* Data for the task *
--------------------------------
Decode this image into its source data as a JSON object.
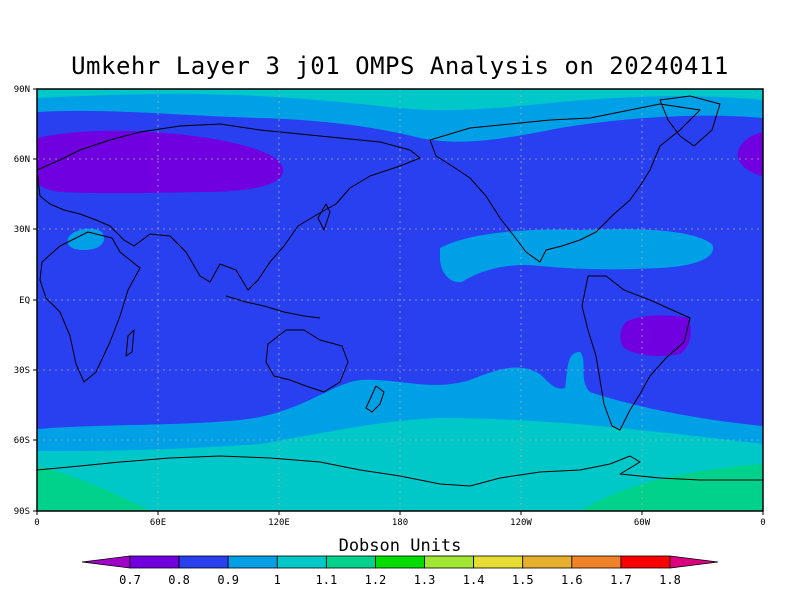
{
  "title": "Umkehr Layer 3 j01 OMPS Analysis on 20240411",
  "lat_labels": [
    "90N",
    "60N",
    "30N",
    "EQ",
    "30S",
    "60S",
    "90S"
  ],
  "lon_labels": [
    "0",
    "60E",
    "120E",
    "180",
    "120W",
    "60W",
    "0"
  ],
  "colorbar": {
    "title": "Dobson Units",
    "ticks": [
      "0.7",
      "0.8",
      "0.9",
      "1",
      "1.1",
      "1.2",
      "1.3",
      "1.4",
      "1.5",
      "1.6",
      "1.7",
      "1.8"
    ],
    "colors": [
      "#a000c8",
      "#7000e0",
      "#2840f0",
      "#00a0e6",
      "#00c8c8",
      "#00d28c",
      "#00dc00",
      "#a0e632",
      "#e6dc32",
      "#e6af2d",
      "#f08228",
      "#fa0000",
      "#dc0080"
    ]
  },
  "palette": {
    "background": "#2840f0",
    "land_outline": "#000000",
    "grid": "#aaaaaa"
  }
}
--------------------------------
* Prompt *
Lines in the records that hold the word "title" are to be counted; give only the total.

* The solution *
2